EXERCISE INSTRUCTIONS:
Reproduce word for word the lines in the items below, starting with the line that contains "year-prefix: 20 xyxy=(161,240,171,251)" and going on through the line that contains "department-short-name: (УПРАВЛЕНИЕ РОСРЕЕСТРА", both of those lines included.

==== GIVEN INFORMATION

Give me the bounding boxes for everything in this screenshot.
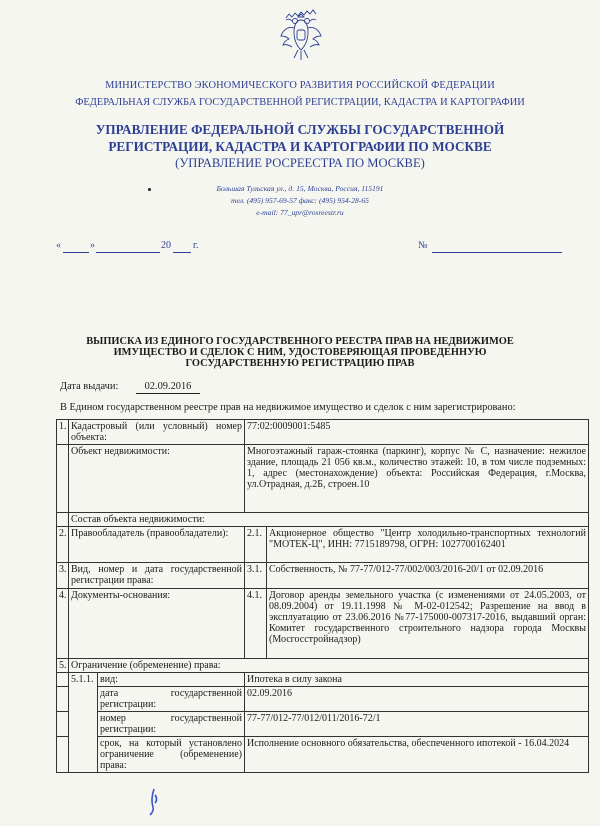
year-prefix: 20 xyxy=(161,240,171,251)
encumbrance-number-label: номер государственной регистрации: xyxy=(98,712,245,737)
sub-number: 5.1.1. xyxy=(69,673,98,773)
state-emblem-icon xyxy=(278,8,324,66)
date-close-quote: » xyxy=(90,240,95,251)
table-row xyxy=(57,563,589,589)
row-number-empty xyxy=(57,712,69,737)
row-number: 1. xyxy=(57,420,69,445)
address: Большая Тульская ул., д. 15, Москва, Россия, 115191 xyxy=(216,184,384,193)
table-row xyxy=(57,659,589,673)
table-row xyxy=(57,737,589,773)
rightholder-label: Правообладатель (правообладатели): xyxy=(69,527,245,563)
document-title-line3: ГОСУДАРСТВЕННУЮ РЕГИСТРАЦИЮ ПРАВ xyxy=(185,358,415,369)
rightholder-value: Акционерное общество "Центр холодильно-транспортных технологий "МОТЕК-Ц", ИНН: 7715189798, ОГРН: 1027700162401 xyxy=(267,527,589,563)
table-row xyxy=(57,420,589,445)
number-blank xyxy=(432,252,562,253)
cadastral-number-value: 77:02:0009001:5485 xyxy=(245,420,589,445)
ink-signature-mark xyxy=(148,787,160,817)
table-row xyxy=(57,513,589,527)
table-row xyxy=(57,445,589,513)
encumbrance-date-label: дата государственной регистрации: xyxy=(98,687,245,712)
table-row xyxy=(57,527,589,563)
month-blank xyxy=(96,252,160,253)
encumbrance-label: Ограничение (обременение) права: xyxy=(69,659,589,673)
row-number-empty xyxy=(57,513,69,527)
intro-text: В Едином государственном реестре прав на недвижимое имущество и сделок с ним зарегистрировано: xyxy=(60,402,516,413)
service-name: ФЕДЕРАЛЬНАЯ СЛУЖБА ГОСУДАРСТВЕННОЙ РЕГИСТРАЦИИ, КАДАСТРА И КАРТОГРАФИИ xyxy=(75,97,525,108)
registry-table xyxy=(56,419,589,773)
email: e-mail: 77_upr@rosreestr.ru xyxy=(256,208,344,217)
department-short-name: (УПРАВЛЕНИЕ РОСРЕЕСТРА ПО МОСКВЕ) xyxy=(175,156,425,170)
encumbrance-term-label: срок, на который установлено ограничение (обременение) права: xyxy=(98,737,245,773)
basis-documents-value: Договор аренды земельного участка (с изменениями от 24.05.2003, от 08.09.2004) от 19.11.1998 № М-02-012542; Разрешение на ввод в эксплуатацию от 23.06.2016 №77-175000-007317-2016, выдавший орган: Комитет государственного строительного надзора города Москвы (Мосгосстройнадзор) xyxy=(267,589,589,659)
row-number: 2. xyxy=(57,527,69,563)
date-open-quote: « xyxy=(56,240,61,251)
right-registration-label: Вид, номер и дата государственной регистрации права: xyxy=(69,563,245,589)
row-number-empty xyxy=(57,673,69,687)
table-row xyxy=(57,687,589,712)
encumbrance-term-value: Исполнение основного обязательства, обеспеченного ипотекой - 16.04.2024 xyxy=(245,737,589,773)
encumbrance-type-label: вид: xyxy=(98,673,245,687)
issue-date-label: Дата выдачи: xyxy=(60,381,119,392)
year-blank xyxy=(173,252,191,253)
day-blank xyxy=(63,252,89,253)
cadastral-number-label: Кадастровый (или условный) номер объекта: xyxy=(69,420,245,445)
year-suffix: г. xyxy=(193,240,199,251)
object-value: Многоэтажный гараж-стоянка (паркинг), корпус № С, назначение: нежилое здание, площадь 21 056 кв.м., количество этажей: 10, в том числе подземных: 1, адрес (местонахождение) объекта: Российская Федерация, г.Москва, ул.Отрадная, д.2Б, строен.10 xyxy=(245,445,589,513)
row-number: 3. xyxy=(57,563,69,589)
department-name-line2: РЕГИСТРАЦИИ, КАДАСТРА И КАРТОГРАФИИ ПО МОСКВЕ xyxy=(108,139,492,154)
document-title-line2: ИМУЩЕСТВО И СДЕЛОК С НИМ, УДОСТОВЕРЯЮЩАЯ ПРОВЕДЕННУЮ xyxy=(113,347,487,358)
row-number-empty xyxy=(57,737,69,773)
right-registration-value: Собственность, № 77-77/012-77/002/003/2016-20/1 от 02.09.2016 xyxy=(267,563,589,589)
object-composition-label: Состав объекта недвижимости: xyxy=(69,513,589,527)
phone-fax: тел. (495) 957-69-57 факс: (495) 954-28-65 xyxy=(231,196,369,205)
ministry-name: МИНИСТЕРСТВО ЭКОНОМИЧЕСКОГО РАЗВИТИЯ РОССИЙСКОЙ ФЕДЕРАЦИИ xyxy=(105,80,495,91)
object-label: Объект недвижимости: xyxy=(69,445,245,513)
table-row xyxy=(57,712,589,737)
encumbrance-date-value: 02.09.2016 xyxy=(245,687,589,712)
document-title-line1: ВЫПИСКА ИЗ ЕДИНОГО ГОСУДАРСТВЕННОГО РЕЕСТРА ПРАВ НА НЕДВИЖИМОЕ xyxy=(86,336,514,347)
encumbrance-type-value: Ипотека в силу закона xyxy=(245,673,589,687)
table-row xyxy=(57,673,589,687)
sub-number: 3.1. xyxy=(245,563,267,589)
row-number: 4. xyxy=(57,589,69,659)
sub-number: 2.1. xyxy=(245,527,267,563)
row-number-empty xyxy=(57,445,69,513)
issue-date-value: 02.09.2016 xyxy=(136,381,200,394)
row-number-empty xyxy=(57,687,69,712)
row-number: 5. xyxy=(57,659,69,673)
number-sign: № xyxy=(418,240,428,251)
encumbrance-number-value: 77-77/012-77/012/011/2016-72/1 xyxy=(245,712,589,737)
table-row xyxy=(57,589,589,659)
basis-documents-label: Документы-основания: xyxy=(69,589,245,659)
department-name-line1: УПРАВЛЕНИЕ ФЕДЕРАЛЬНОЙ СЛУЖБЫ ГОСУДАРСТВЕННОЙ xyxy=(95,122,505,137)
sub-number: 4.1. xyxy=(245,589,267,659)
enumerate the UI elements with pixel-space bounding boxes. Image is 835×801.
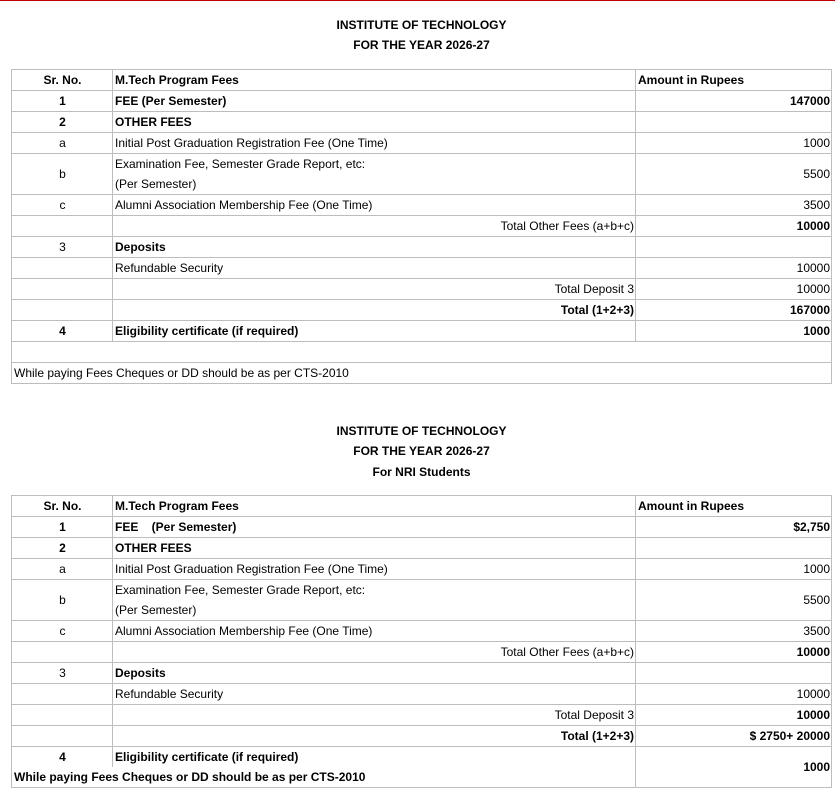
- examination-amount: 5500: [636, 580, 832, 621]
- examination-amount: 5500: [636, 154, 832, 195]
- examination-line-1: Examination Fee, Semester Grade Report, etc:: [115, 157, 366, 171]
- table-row-other-fees: [12, 112, 832, 133]
- total-other-label: Total Other Fees (a+b+c): [113, 216, 636, 237]
- table-row-fee: [12, 91, 832, 112]
- empty-cell: [12, 642, 113, 663]
- examination-description: [113, 580, 636, 621]
- table-row-total-other: [12, 216, 832, 237]
- sr-cell: 4: [12, 321, 113, 342]
- refundable-description: Refundable Security: [113, 684, 636, 705]
- empty-cell: [636, 663, 832, 684]
- empty-cell: [636, 237, 832, 258]
- registration-description: Initial Post Graduation Registration Fee (One Time): [113, 559, 636, 580]
- table-row-registration: [12, 133, 832, 154]
- alumni-amount: 3500: [636, 195, 832, 216]
- table-header-row: [12, 70, 832, 91]
- other-fees-heading: OTHER FEES: [113, 112, 636, 133]
- payment-note: While paying Fees Cheques or DD should be as per CTS-2010: [12, 363, 832, 384]
- total-label: Total (1+2+3): [113, 300, 636, 321]
- table-row-deposits: [12, 237, 832, 258]
- alumni-description: Alumni Association Membership Fee (One Time): [113, 195, 636, 216]
- table-header-row: [12, 496, 832, 517]
- header-amount: Amount in Rupees: [636, 496, 832, 517]
- payment-note: While paying Fees Cheques or DD should be as per CTS-2010: [12, 767, 636, 788]
- fee-description: FEE (Per Semester): [113, 91, 636, 112]
- year-title: FOR THE YEAR 2026-27: [353, 38, 490, 52]
- sr-cell: c: [12, 621, 113, 642]
- eligibility-amount: 1000: [636, 321, 832, 342]
- sr-cell: b: [12, 580, 113, 621]
- total-label: Total (1+2+3): [113, 726, 636, 747]
- sr-cell: 2: [12, 538, 113, 559]
- deposits-heading: Deposits: [113, 237, 636, 258]
- fee-table-regular: [11, 69, 832, 384]
- total-other-amount: 10000: [636, 642, 832, 663]
- registration-amount: 1000: [636, 559, 832, 580]
- empty-cell: [12, 726, 113, 747]
- institute-title: INSTITUTE OF TECHNOLOGY: [336, 18, 507, 32]
- table-row-refundable: [12, 684, 832, 705]
- empty-cell: [12, 705, 113, 726]
- table-row-alumni: [12, 621, 832, 642]
- empty-cell: [636, 112, 832, 133]
- header-amount: Amount in Rupees: [636, 70, 832, 91]
- table-row-examination: [12, 580, 832, 621]
- total-deposit-amount: 10000: [636, 705, 832, 726]
- total-deposit-label: Total Deposit 3: [113, 279, 636, 300]
- total-amount: $ 2750+ 20000: [636, 726, 832, 747]
- table-row-other-fees: [12, 538, 832, 559]
- sr-cell: 1: [12, 517, 113, 538]
- fee-amount: $2,750: [636, 517, 832, 538]
- sr-cell: 2: [12, 112, 113, 133]
- sr-cell: 4: [12, 747, 113, 768]
- table-row-total-other: [12, 642, 832, 663]
- eligibility-amount: 1000: [636, 747, 832, 788]
- table-row-total: [12, 726, 832, 747]
- year-title: FOR THE YEAR 2026-27: [353, 444, 490, 458]
- refundable-description: Refundable Security: [113, 258, 636, 279]
- alumni-amount: 3500: [636, 621, 832, 642]
- sr-cell: 3: [12, 663, 113, 684]
- table-row-refundable: [12, 258, 832, 279]
- nri-subtitle: For NRI Students: [372, 465, 471, 479]
- empty-cell: [12, 684, 113, 705]
- empty-cell: [12, 342, 832, 363]
- empty-cell: [12, 216, 113, 237]
- fee-description: FEE (Per Semester): [113, 517, 636, 538]
- header-sr-no: Sr. No.: [12, 70, 113, 91]
- table-row-note: [12, 363, 832, 384]
- table-row-deposits: [12, 663, 832, 684]
- empty-cell: [12, 258, 113, 279]
- eligibility-description: Eligibility certificate (if required): [113, 747, 636, 768]
- refundable-amount: 10000: [636, 258, 832, 279]
- table-row-eligibility: [12, 321, 832, 342]
- refundable-amount: 10000: [636, 684, 832, 705]
- header-sr-no: Sr. No.: [12, 496, 113, 517]
- empty-cell: [12, 279, 113, 300]
- header-program-fees: M.Tech Program Fees: [113, 70, 636, 91]
- table-row-total-deposit: [12, 279, 832, 300]
- fee-table-nri: [11, 495, 832, 788]
- table-row-spacer: [12, 342, 832, 363]
- table-row-alumni: [12, 195, 832, 216]
- table-row-examination: [12, 154, 832, 195]
- fee-amount: 147000: [636, 91, 832, 112]
- sr-cell: a: [12, 559, 113, 580]
- examination-line-1: Examination Fee, Semester Grade Report, etc:: [115, 583, 366, 597]
- sr-cell: b: [12, 154, 113, 195]
- other-fees-heading: OTHER FEES: [113, 538, 636, 559]
- registration-description: Initial Post Graduation Registration Fee (One Time): [113, 133, 636, 154]
- table-row-total: [12, 300, 832, 321]
- header-program-fees: M.Tech Program Fees: [113, 496, 636, 517]
- examination-description: [113, 154, 636, 195]
- sr-cell: 3: [12, 237, 113, 258]
- alumni-description: Alumni Association Membership Fee (One Time): [113, 621, 636, 642]
- total-deposit-amount: 10000: [636, 279, 832, 300]
- empty-cell: [636, 538, 832, 559]
- empty-cell: [12, 300, 113, 321]
- registration-amount: 1000: [636, 133, 832, 154]
- top-accent-line: [0, 0, 835, 1]
- total-other-amount: 10000: [636, 216, 832, 237]
- institute-title: INSTITUTE OF TECHNOLOGY: [336, 424, 507, 438]
- deposits-heading: Deposits: [113, 663, 636, 684]
- sr-cell: 1: [12, 91, 113, 112]
- total-other-label: Total Other Fees (a+b+c): [113, 642, 636, 663]
- sr-cell: a: [12, 133, 113, 154]
- table-row-eligibility: [12, 747, 832, 768]
- total-deposit-label: Total Deposit 3: [113, 705, 636, 726]
- total-amount: 167000: [636, 300, 832, 321]
- table-row-total-deposit: [12, 705, 832, 726]
- eligibility-description: Eligibility certificate (if required): [113, 321, 636, 342]
- examination-line-2: (Per Semester): [115, 177, 197, 191]
- examination-line-2: (Per Semester): [115, 603, 197, 617]
- sr-cell: c: [12, 195, 113, 216]
- table-row-fee: [12, 517, 832, 538]
- table-row-registration: [12, 559, 832, 580]
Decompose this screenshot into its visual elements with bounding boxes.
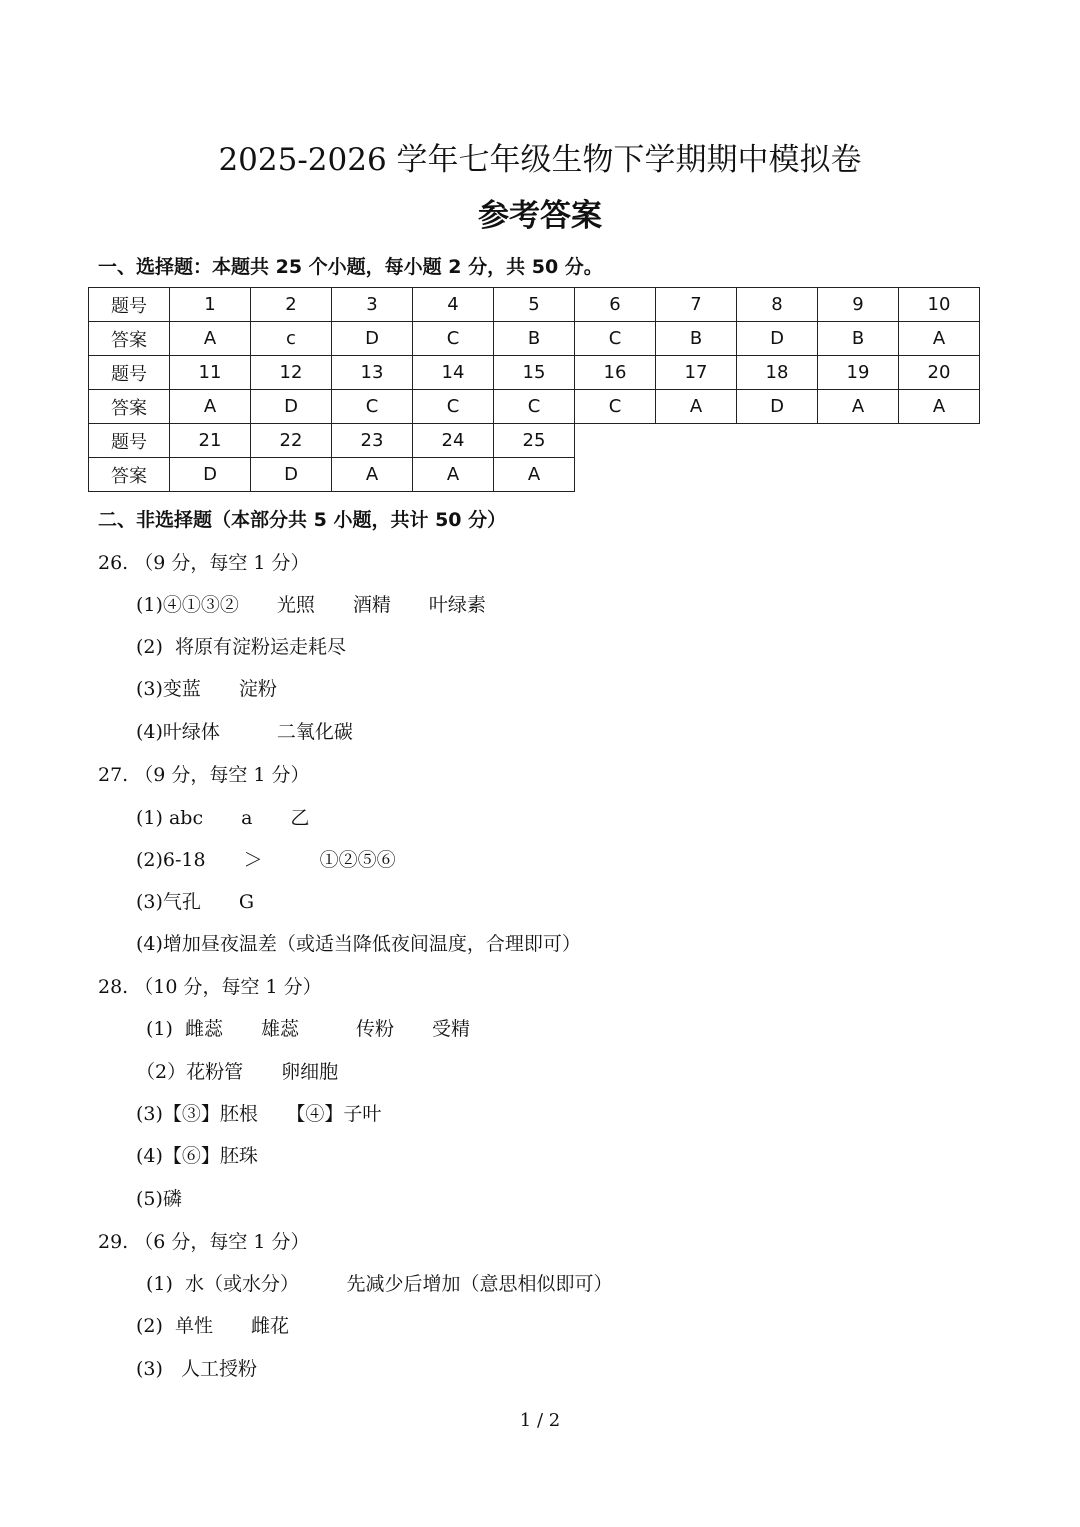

========

COMPLETED TASK:
year-prefix: 20 xyxy=(161,240,171,251)
encumbrance-number-label: номер государственной регистрации: xyxy=(98,712,245,737)
sub-number: 5.1.1. xyxy=(69,673,98,773)
state-emblem-icon xyxy=(278,8,324,66)
date-close-quote: » xyxy=(90,240,95,251)
table-row xyxy=(57,563,589,589)
row-number-empty xyxy=(57,712,69,737)
row-number: 1. xyxy=(57,420,69,445)
address: Большая Тульская ул., д. 15, Москва, Россия, 115191 xyxy=(216,184,384,193)
table-row xyxy=(57,659,589,673)
table-row xyxy=(57,737,589,773)
rightholder-label: Правообладатель (правообладатели): xyxy=(69,527,245,563)
document-title-line3: ГОСУДАРСТВЕННУЮ РЕГИСТРАЦИЮ ПРАВ xyxy=(185,358,415,369)
rightholder-value: Акционерное общество "Центр холодильно-транспортных технологий "МОТЕК-Ц", ИНН: 7715189798, ОГРН: 1027700162401 xyxy=(267,527,589,563)
table-row xyxy=(57,420,589,445)
number-blank xyxy=(432,252,562,253)
cadastral-number-value: 77:02:0009001:5485 xyxy=(245,420,589,445)
ink-signature-mark xyxy=(148,787,160,817)
table-row xyxy=(57,513,589,527)
table-row xyxy=(57,445,589,513)
encumbrance-date-label: дата государственной регистрации: xyxy=(98,687,245,712)
table-row xyxy=(57,527,589,563)
month-blank xyxy=(96,252,160,253)
encumbrance-label: Ограничение (обременение) права: xyxy=(69,659,589,673)
row-number-empty xyxy=(57,513,69,527)
intro-text: В Едином государственном реестре прав на недвижимое имущество и сделок с ним зарегистрировано: xyxy=(60,402,516,413)
service-name: ФЕДЕРАЛЬНАЯ СЛУЖБА ГОСУДАРСТВЕННОЙ РЕГИСТРАЦИИ, КАДАСТРА И КАРТОГРАФИИ xyxy=(75,97,525,108)
registry-table xyxy=(56,419,589,773)
email: e-mail: 77_upr@rosreestr.ru xyxy=(256,208,344,217)
department-short-name: (УПРАВЛЕНИЕ РОСРЕЕСТРА ПО МОСКВЕ) xyxy=(175,156,425,170)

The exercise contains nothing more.